# Stored records start
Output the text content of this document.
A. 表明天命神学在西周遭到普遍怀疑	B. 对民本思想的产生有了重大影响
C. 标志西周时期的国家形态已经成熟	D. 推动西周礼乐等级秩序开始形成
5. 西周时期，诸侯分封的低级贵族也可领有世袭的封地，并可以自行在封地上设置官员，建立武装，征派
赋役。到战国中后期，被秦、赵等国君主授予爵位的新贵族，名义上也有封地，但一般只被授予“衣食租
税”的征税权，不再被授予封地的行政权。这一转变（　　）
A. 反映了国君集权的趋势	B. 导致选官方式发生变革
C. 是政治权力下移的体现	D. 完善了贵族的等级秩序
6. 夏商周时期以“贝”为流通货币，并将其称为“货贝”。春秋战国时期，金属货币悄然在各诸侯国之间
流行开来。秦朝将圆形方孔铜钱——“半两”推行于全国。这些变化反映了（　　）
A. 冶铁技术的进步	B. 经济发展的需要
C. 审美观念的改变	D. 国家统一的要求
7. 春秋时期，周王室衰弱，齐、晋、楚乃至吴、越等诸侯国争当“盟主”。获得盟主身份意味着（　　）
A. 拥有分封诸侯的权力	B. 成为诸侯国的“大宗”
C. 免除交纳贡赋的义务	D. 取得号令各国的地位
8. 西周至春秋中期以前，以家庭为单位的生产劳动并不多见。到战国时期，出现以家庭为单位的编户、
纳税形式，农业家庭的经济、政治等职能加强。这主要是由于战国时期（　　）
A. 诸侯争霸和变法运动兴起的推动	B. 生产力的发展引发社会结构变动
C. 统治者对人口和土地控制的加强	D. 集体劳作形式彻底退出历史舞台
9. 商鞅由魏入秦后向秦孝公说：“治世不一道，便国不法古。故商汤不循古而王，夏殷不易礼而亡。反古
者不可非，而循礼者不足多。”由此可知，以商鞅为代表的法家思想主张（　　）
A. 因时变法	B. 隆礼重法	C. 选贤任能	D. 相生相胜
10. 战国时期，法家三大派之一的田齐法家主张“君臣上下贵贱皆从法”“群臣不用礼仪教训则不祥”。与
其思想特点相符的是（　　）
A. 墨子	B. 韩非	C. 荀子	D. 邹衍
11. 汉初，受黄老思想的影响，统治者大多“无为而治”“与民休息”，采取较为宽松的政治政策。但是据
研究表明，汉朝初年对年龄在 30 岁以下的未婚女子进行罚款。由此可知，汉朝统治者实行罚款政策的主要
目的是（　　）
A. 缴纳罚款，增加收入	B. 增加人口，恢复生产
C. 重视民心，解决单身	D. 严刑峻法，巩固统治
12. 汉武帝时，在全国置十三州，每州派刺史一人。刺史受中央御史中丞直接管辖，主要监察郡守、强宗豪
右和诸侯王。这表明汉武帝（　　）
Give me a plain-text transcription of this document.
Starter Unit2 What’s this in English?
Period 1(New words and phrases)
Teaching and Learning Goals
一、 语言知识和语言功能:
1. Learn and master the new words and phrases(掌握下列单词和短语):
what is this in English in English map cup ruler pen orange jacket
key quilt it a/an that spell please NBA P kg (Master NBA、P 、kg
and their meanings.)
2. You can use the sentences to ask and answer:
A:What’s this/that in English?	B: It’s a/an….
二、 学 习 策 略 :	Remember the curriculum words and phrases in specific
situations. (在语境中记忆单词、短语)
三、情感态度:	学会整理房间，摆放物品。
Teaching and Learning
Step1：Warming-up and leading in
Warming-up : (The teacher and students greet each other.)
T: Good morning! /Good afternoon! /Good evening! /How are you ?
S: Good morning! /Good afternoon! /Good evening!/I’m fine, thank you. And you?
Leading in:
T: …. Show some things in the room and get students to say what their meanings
# Stored records end
• What is asked: Repeat each of the entries above precisely as given.

• Exercise response:
Output the text content of this document.
A. 表明天命神学在西周遭到普遍怀疑	B. 对民本思想的产生有了重大影响
C. 标志西周时期的国家形态已经成熟	D. 推动西周礼乐等级秩序开始形成
5. 西周时期，诸侯分封的低级贵族也可领有世袭的封地，并可以自行在封地上设置官员，建立武装，征派
赋役。到战国中后期，被秦、赵等国君主授予爵位的新贵族，名义上也有封地，但一般只被授予“衣食租
税”的征税权，不再被授予封地的行政权。这一转变（　　）
A. 反映了国君集权的趋势	B. 导致选官方式发生变革
C. 是政治权力下移的体现	D. 完善了贵族的等级秩序
6. 夏商周时期以“贝”为流通货币，并将其称为“货贝”。春秋战国时期，金属货币悄然在各诸侯国之间
流行开来。秦朝将圆形方孔铜钱——“半两”推行于全国。这些变化反映了（　　）
A. 冶铁技术的进步	B. 经济发展的需要
C. 审美观念的改变	D. 国家统一的要求
7. 春秋时期，周王室衰弱，齐、晋、楚乃至吴、越等诸侯国争当“盟主”。获得盟主身份意味着（　　）
A. 拥有分封诸侯的权力	B. 成为诸侯国的“大宗”
C. 免除交纳贡赋的义务	D. 取得号令各国的地位
8. 西周至春秋中期以前，以家庭为单位的生产劳动并不多见。到战国时期，出现以家庭为单位的编户、
纳税形式，农业家庭的经济、政治等职能加强。这主要是由于战国时期（　　）
A. 诸侯争霸和变法运动兴起的推动	B. 生产力的发展引发社会结构变动
C. 统治者对人口和土地控制的加强	D. 集体劳作形式彻底退出历史舞台
9. 商鞅由魏入秦后向秦孝公说：“治世不一道，便国不法古。故商汤不循古而王，夏殷不易礼而亡。反古
者不可非，而循礼者不足多。”由此可知，以商鞅为代表的法家思想主张（　　）
A. 因时变法	B. 隆礼重法	C. 选贤任能	D. 相生相胜
10. 战国时期，法家三大派之一的田齐法家主张“君臣上下贵贱皆从法”“群臣不用礼仪教训则不祥”。与
其思想特点相符的是（　　）
A. 墨子	B. 韩非	C. 荀子	D. 邹衍
11. 汉初，受黄老思想的影响，统治者大多“无为而治”“与民休息”，采取较为宽松的政治政策。但是据
研究表明，汉朝初年对年龄在 30 岁以下的未婚女子进行罚款。由此可知，汉朝统治者实行罚款政策的主要
目的是（　　）
A. 缴纳罚款，增加收入	B. 增加人口，恢复生产
C. 重视民心，解决单身	D. 严刑峻法，巩固统治
12. 汉武帝时，在全国置十三州，每州派刺史一人。刺史受中央御史中丞直接管辖，主要监察郡守、强宗豪
右和诸侯王。这表明汉武帝（　　）
Give me a plain-text transcription of this document.
Starter Unit2 What’s this in English?
Period 1(New words and phrases)
Teaching and Learning Goals
一、 语言知识和语言功能:
1. Learn and master the new words and phrases(掌握下列单词和短语):
what is this in English in English map cup ruler pen orange jacket
key quilt it a/an that spell please NBA P kg (Master NBA、P 、kg
and their meanings.)
2. You can use the sentences to ask and answer:
A:What’s this/that in English?	B: It’s a/an….
二、 学 习 策 略 :	Remember the curriculum words and phrases in specific
situations. (在语境中记忆单词、短语)
三、情感态度:	学会整理房间，摆放物品。
Teaching and Learning
Step1：Warming-up and leading in
Warming-up : (The teacher and students greet each other.)
T: Good morning! /Good afternoon! /Good evening! /How are you ?
S: Good morning! /Good afternoon! /Good evening!/I’m fine, thank you. And you?
Leading in:
T: …. Show some things in the room and get students to say what their meanings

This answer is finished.